┌─ DATA RECORDS

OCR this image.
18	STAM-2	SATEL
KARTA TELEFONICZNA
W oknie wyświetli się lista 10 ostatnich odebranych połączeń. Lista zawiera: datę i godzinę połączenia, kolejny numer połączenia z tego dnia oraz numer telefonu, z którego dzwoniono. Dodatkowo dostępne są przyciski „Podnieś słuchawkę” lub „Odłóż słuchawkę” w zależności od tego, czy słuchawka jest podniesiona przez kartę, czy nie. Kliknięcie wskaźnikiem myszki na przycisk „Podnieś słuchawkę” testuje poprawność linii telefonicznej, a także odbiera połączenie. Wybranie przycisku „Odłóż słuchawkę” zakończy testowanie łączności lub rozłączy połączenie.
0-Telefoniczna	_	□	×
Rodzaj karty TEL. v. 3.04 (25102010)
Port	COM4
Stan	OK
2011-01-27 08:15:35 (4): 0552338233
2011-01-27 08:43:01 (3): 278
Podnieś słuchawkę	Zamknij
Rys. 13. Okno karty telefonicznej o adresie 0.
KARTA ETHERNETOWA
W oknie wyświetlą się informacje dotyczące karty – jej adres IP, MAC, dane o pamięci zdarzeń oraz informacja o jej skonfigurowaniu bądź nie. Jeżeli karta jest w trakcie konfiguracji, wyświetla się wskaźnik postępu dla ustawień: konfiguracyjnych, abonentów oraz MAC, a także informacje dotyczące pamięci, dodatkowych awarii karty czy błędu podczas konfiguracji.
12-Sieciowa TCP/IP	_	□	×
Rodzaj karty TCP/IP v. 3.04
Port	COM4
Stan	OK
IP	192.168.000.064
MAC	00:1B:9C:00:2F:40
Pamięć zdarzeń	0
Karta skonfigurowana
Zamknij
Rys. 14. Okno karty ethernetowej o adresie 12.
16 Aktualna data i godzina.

└─

DESCRIPTION OF THE TASK →
Copy out each record, keeping every word as it is.

TASK RESPONSE →
OCR this image.
18	STAM-2	SATEL
KARTA TELEFONICZNA
W oknie wyświetli się lista 10 ostatnich odebranych połączeń. Lista zawiera: datę i godzinę połączenia, kolejny numer połączenia z tego dnia oraz numer telefonu, z którego dzwoniono. Dodatkowo dostępne są przyciski „Podnieś słuchawkę” lub „Odłóż słuchawkę” w zależności od tego, czy słuchawka jest podniesiona przez kartę, czy nie. Kliknięcie wskaźnikiem myszki na przycisk „Podnieś słuchawkę” testuje poprawność linii telefonicznej, a także odbiera połączenie. Wybranie przycisku „Odłóż słuchawkę” zakończy testowanie łączności lub rozłączy połączenie.
0-Telefoniczna	_	□	×
Rodzaj karty TEL. v. 3.04 (25102010)
Port	COM4
Stan	OK
2011-01-27 08:15:35 (4): 0552338233
2011-01-27 08:43:01 (3): 278
Podnieś słuchawkę	Zamknij
Rys. 13. Okno karty telefonicznej o adresie 0.
KARTA ETHERNETOWA
W oknie wyświetlą się informacje dotyczące karty – jej adres IP, MAC, dane o pamięci zdarzeń oraz informacja o jej skonfigurowaniu bądź nie. Jeżeli karta jest w trakcie konfiguracji, wyświetla się wskaźnik postępu dla ustawień: konfiguracyjnych, abonentów oraz MAC, a także informacje dotyczące pamięci, dodatkowych awarii karty czy błędu podczas konfiguracji.
12-Sieciowa TCP/IP	_	□	×
Rodzaj karty TCP/IP v. 3.04
Port	COM4
Stan	OK
IP	192.168.000.064
MAC	00:1B:9C:00:2F:40
Pamięć zdarzeń	0
Karta skonfigurowana
Zamknij
Rys. 14. Okno karty ethernetowej o adresie 12.
16 Aktualna data i godzina.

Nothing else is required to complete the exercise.